▶ _Rows_
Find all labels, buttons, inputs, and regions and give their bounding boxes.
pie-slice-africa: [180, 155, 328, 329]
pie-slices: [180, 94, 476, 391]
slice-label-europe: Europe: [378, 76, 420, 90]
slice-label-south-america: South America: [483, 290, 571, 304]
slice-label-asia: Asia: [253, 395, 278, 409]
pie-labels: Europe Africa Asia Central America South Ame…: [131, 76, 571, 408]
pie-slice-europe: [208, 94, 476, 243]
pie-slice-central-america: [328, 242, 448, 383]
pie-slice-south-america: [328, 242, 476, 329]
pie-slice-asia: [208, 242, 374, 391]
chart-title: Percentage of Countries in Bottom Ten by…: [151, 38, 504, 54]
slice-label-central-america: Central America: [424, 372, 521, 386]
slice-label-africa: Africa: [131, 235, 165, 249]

▶ _Stated goal_
Rename "Central America" to "Middle America" throughout the lines above and give them again with nothing else changed.

▶ _Exercise output_
Find all labels, buttons, inputs, and regions and give their bounding boxes.
pie-slice-africa: [180, 155, 328, 329]
pie-slices: [180, 94, 476, 391]
slice-label-europe: Europe: [378, 76, 420, 90]
slice-label-south-america: South America: [483, 290, 571, 304]
slice-label-asia: Asia: [253, 395, 278, 409]
pie-labels: Europe Africa Asia Middle America South Ame…: [131, 76, 571, 408]
pie-slice-europe: [208, 94, 476, 243]
pie-slice-central-america: [328, 242, 448, 383]
pie-slice-south-america: [328, 242, 476, 329]
pie-slice-asia: [208, 242, 374, 391]
chart-title: Percentage of Countries in Bottom Ten by…: [151, 38, 504, 54]
slice-label-central-america: Middle America: [424, 372, 521, 386]
slice-label-africa: Africa: [131, 235, 165, 249]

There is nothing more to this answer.